— WRITTEN PROBLEM —
Return the number of lines in which the word "marker" appears; add nothing else.

— Dataset entries on figures —
#####

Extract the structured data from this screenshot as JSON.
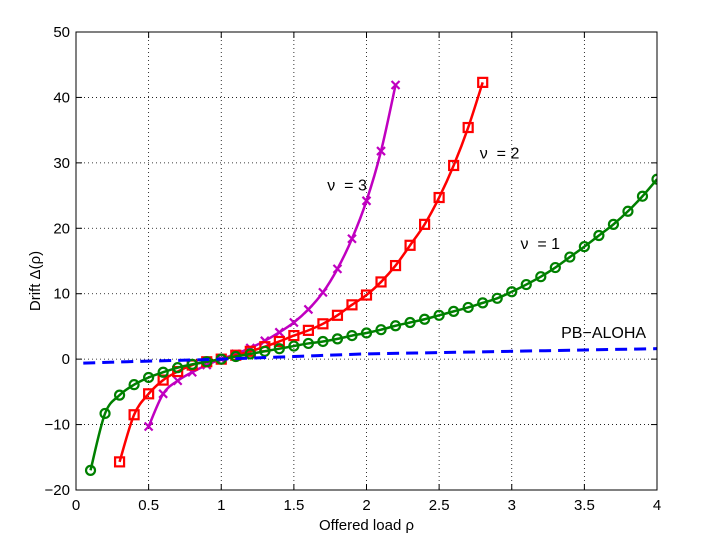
{
  "chart_data": {
    "type": "line",
    "xlabel": "Offered load ρ",
    "ylabel": "Drift Δ(ρ)",
    "xlim": [
      0,
      4
    ],
    "ylim": [
      -20,
      50
    ],
    "xticks": [
      0,
      0.5,
      1,
      1.5,
      2,
      2.5,
      3,
      3.5,
      4
    ],
    "xtick_labels": [
      "0",
      "0.5",
      "1",
      "1.5",
      "2",
      "2.5",
      "3",
      "3.5",
      "4"
    ],
    "yticks": [
      -20,
      -10,
      0,
      10,
      20,
      30,
      40,
      50
    ],
    "ytick_labels": [
      "−20",
      "−10",
      "0",
      "10",
      "20",
      "30",
      "40",
      "50"
    ],
    "grid": true,
    "legend": "none",
    "series": [
      {
        "marker": "x",
        "color": "#c000c0",
        "x": [
          0.5,
          0.6,
          0.7,
          0.8,
          0.9,
          1.0,
          1.1,
          1.2,
          1.3,
          1.4,
          1.5,
          1.6,
          1.7,
          1.8,
          1.9,
          2.0,
          2.1,
          2.2
        ],
        "y": [
          -10.3,
          -5.3,
          -3.3,
          -2.0,
          -0.9,
          0.0,
          0.8,
          1.7,
          2.8,
          4.1,
          5.6,
          7.6,
          10.2,
          13.8,
          18.4,
          24.2,
          31.8,
          41.9
        ]
      },
      {
        "marker": "s",
        "color": "#ff0000",
        "x": [
          0.3,
          0.4,
          0.5,
          0.6,
          0.7,
          0.8,
          0.9,
          1.0,
          1.1,
          1.2,
          1.3,
          1.4,
          1.5,
          1.6,
          1.7,
          1.8,
          1.9,
          2.0,
          2.1,
          2.2,
          2.3,
          2.4,
          2.5,
          2.6,
          2.7,
          2.8
        ],
        "y": [
          -15.7,
          -8.5,
          -5.3,
          -3.2,
          -1.9,
          -0.9,
          -0.4,
          0.0,
          0.6,
          1.2,
          1.9,
          2.7,
          3.6,
          4.4,
          5.4,
          6.7,
          8.3,
          9.8,
          11.8,
          14.3,
          17.4,
          20.6,
          24.7,
          29.6,
          35.4,
          42.3
        ]
      },
      {
        "marker": "o",
        "color": "#008000",
        "x": [
          0.1,
          0.2,
          0.3,
          0.4,
          0.5,
          0.6,
          0.7,
          0.8,
          0.9,
          1.0,
          1.1,
          1.2,
          1.3,
          1.4,
          1.5,
          1.6,
          1.7,
          1.8,
          1.9,
          2.0,
          2.1,
          2.2,
          2.3,
          2.4,
          2.5,
          2.6,
          2.7,
          2.8,
          2.9,
          3.0,
          3.1,
          3.2,
          3.3,
          3.4,
          3.5,
          3.6,
          3.7,
          3.8,
          3.9,
          4.0
        ],
        "y": [
          -17.0,
          -8.3,
          -5.5,
          -3.9,
          -2.8,
          -2.0,
          -1.3,
          -0.8,
          -0.4,
          0.0,
          0.4,
          0.8,
          1.2,
          1.6,
          2.0,
          2.4,
          2.7,
          3.1,
          3.6,
          4.0,
          4.5,
          5.1,
          5.6,
          6.1,
          6.7,
          7.3,
          7.9,
          8.6,
          9.3,
          10.3,
          11.4,
          12.6,
          14.0,
          15.6,
          17.2,
          18.9,
          20.6,
          22.6,
          24.9,
          27.5
        ]
      },
      {
        "marker": "none",
        "color": "#0000ff",
        "dashed": true,
        "x": [
          0.05,
          0.5,
          1.0,
          1.5,
          2.0,
          2.5,
          3.0,
          3.5,
          4.0
        ],
        "y": [
          -0.6,
          -0.3,
          0.0,
          0.4,
          0.8,
          1.0,
          1.2,
          1.4,
          1.6
        ]
      }
    ],
    "annotations": [
      {
        "text": "ν  = 3",
        "x": 1.73,
        "y": 25.8
      },
      {
        "text": "ν  = 2",
        "x": 2.78,
        "y": 30.7
      },
      {
        "text": "ν  = 1",
        "x": 3.06,
        "y": 16.8
      },
      {
        "text": "PB−ALOHA",
        "x": 3.34,
        "y": 3.2
      }
    ]
  }
}
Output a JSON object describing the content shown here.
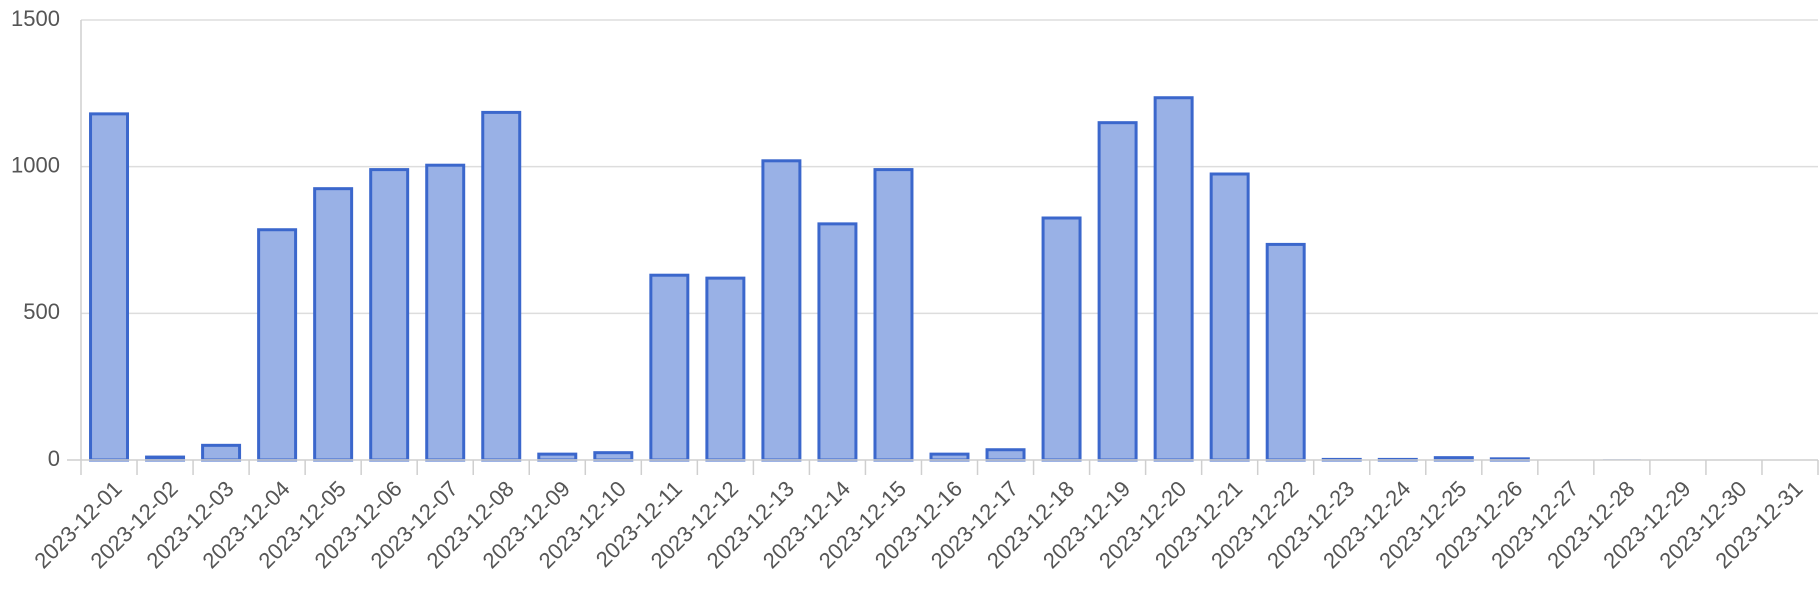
{
  "chart_data": {
    "type": "bar",
    "title": "",
    "xlabel": "",
    "ylabel": "",
    "ylim": [
      0,
      1500
    ],
    "yticks": [
      0,
      500,
      1000,
      1500
    ],
    "grid": true,
    "legend": "none",
    "bar_fill": "#99b1e6",
    "bar_stroke": "#3b67cc",
    "categories": [
      "2023-12-01",
      "2023-12-02",
      "2023-12-03",
      "2023-12-04",
      "2023-12-05",
      "2023-12-06",
      "2023-12-07",
      "2023-12-08",
      "2023-12-09",
      "2023-12-10",
      "2023-12-11",
      "2023-12-12",
      "2023-12-13",
      "2023-12-14",
      "2023-12-15",
      "2023-12-16",
      "2023-12-17",
      "2023-12-18",
      "2023-12-19",
      "2023-12-20",
      "2023-12-21",
      "2023-12-22",
      "2023-12-23",
      "2023-12-24",
      "2023-12-25",
      "2023-12-26",
      "2023-12-27",
      "2023-12-28",
      "2023-12-29",
      "2023-12-30",
      "2023-12-31"
    ],
    "values": [
      1180,
      10,
      50,
      785,
      925,
      990,
      1005,
      1185,
      20,
      25,
      630,
      620,
      1020,
      805,
      990,
      20,
      35,
      825,
      1150,
      1235,
      975,
      735,
      2,
      2,
      8,
      4,
      0,
      1,
      0,
      0,
      0
    ]
  }
}
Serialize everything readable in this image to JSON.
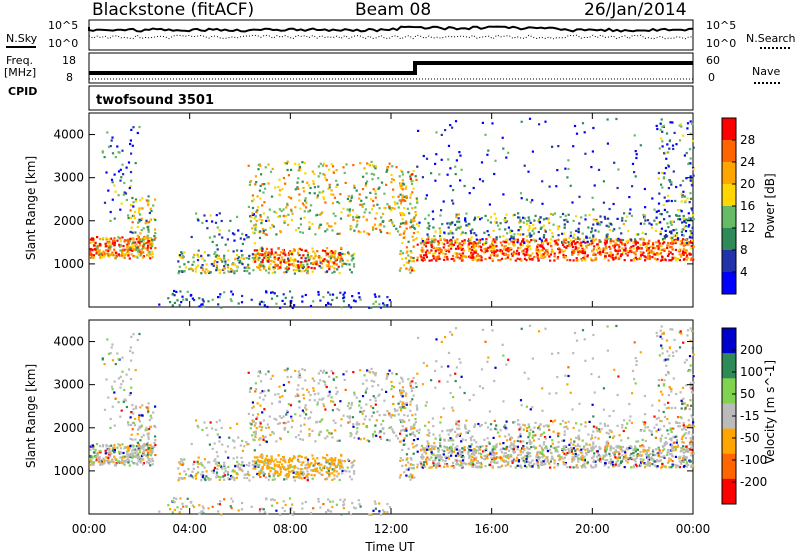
{
  "header": {
    "station": "Blackstone (fitACF)",
    "beam": "Beam 08",
    "date": "26/Jan/2014"
  },
  "panels": {
    "nsky_label": "N.Sky",
    "nsearch_label": "N.Search",
    "freq_label": "Freq.",
    "freq_unit": "[MHz]",
    "nave_label": "Nave",
    "cpid_label": "CPID",
    "cpid_value": "twofsound 3501",
    "nsky_ticks": [
      "10^5",
      "10^0"
    ],
    "nsearch_ticks": [
      "10^5",
      "10^0"
    ],
    "freq_ticks": [
      "18",
      "8"
    ],
    "nave_ticks": [
      "60",
      "0"
    ]
  },
  "colors": {
    "power_scale": [
      "#0000ff",
      "#2233aa",
      "#2e8b57",
      "#66bb66",
      "#ffd700",
      "#ffa500",
      "#ff6600",
      "#ff0000"
    ],
    "velocity_scale": [
      "#0000cc",
      "#2e8b57",
      "#7fd34e",
      "#bbbbbb",
      "#ffa500",
      "#ff6600",
      "#ff0000"
    ]
  },
  "chart_data": [
    {
      "type": "heatmap",
      "name": "power",
      "xlabel": "Time UT",
      "ylabel": "Slant Range [km]",
      "xlim": [
        0,
        24
      ],
      "ylim": [
        0,
        4500
      ],
      "x_tick_labels": [
        "00:00",
        "04:00",
        "08:00",
        "12:00",
        "16:00",
        "20:00",
        "00:00"
      ],
      "y_ticks": [
        1000,
        2000,
        3000,
        4000
      ],
      "colorbar_label": "Power [dB]",
      "colorbar_ticks": [
        4,
        8,
        12,
        16,
        20,
        24,
        28
      ],
      "colorbar_range": [
        0,
        30
      ]
    },
    {
      "type": "heatmap",
      "name": "velocity",
      "xlabel": "Time UT",
      "ylabel": "Slant Range [km]",
      "xlim": [
        0,
        24
      ],
      "ylim": [
        0,
        4500
      ],
      "x_tick_labels": [
        "00:00",
        "04:00",
        "08:00",
        "12:00",
        "16:00",
        "20:00",
        "00:00"
      ],
      "y_ticks": [
        1000,
        2000,
        3000,
        4000
      ],
      "colorbar_label": "Velocity [m s^-1]",
      "colorbar_ticks": [
        200,
        100,
        50,
        -15,
        -50,
        -100,
        -200
      ],
      "colorbar_range": [
        -250,
        250
      ]
    }
  ]
}
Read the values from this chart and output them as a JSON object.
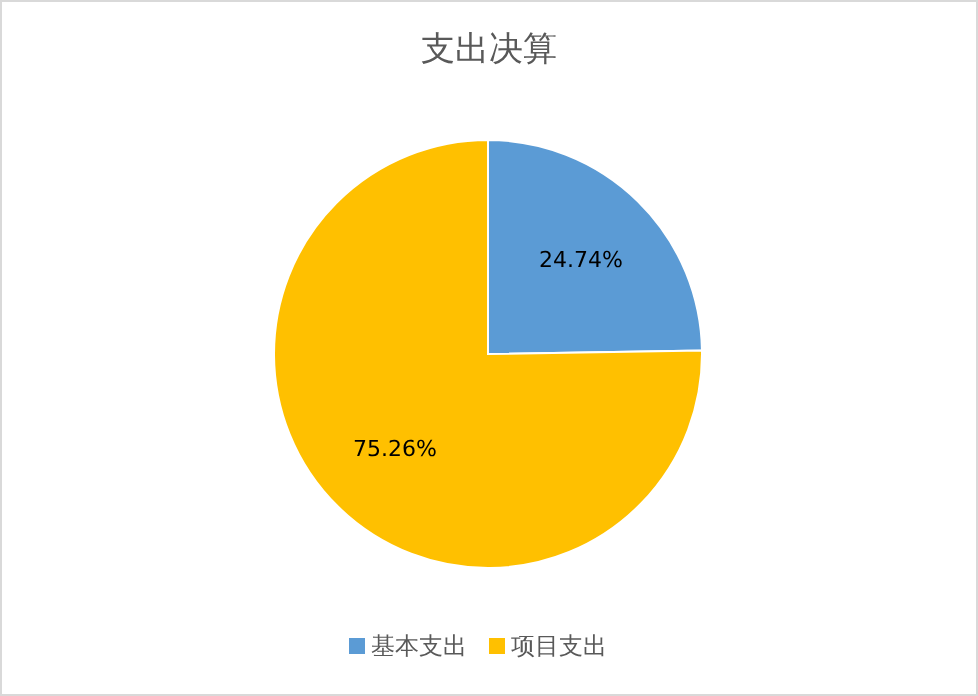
{
  "chart_data": {
    "type": "pie",
    "title": "支出决算",
    "categories": [
      "基本支出",
      "项目支出"
    ],
    "values": [
      24.74,
      75.26
    ],
    "colors": [
      "#5b9bd5",
      "#ffc000"
    ],
    "value_labels": [
      "24.74%",
      "75.26%"
    ],
    "legend": "bottom"
  }
}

#####

— ANSWER BELOW —
4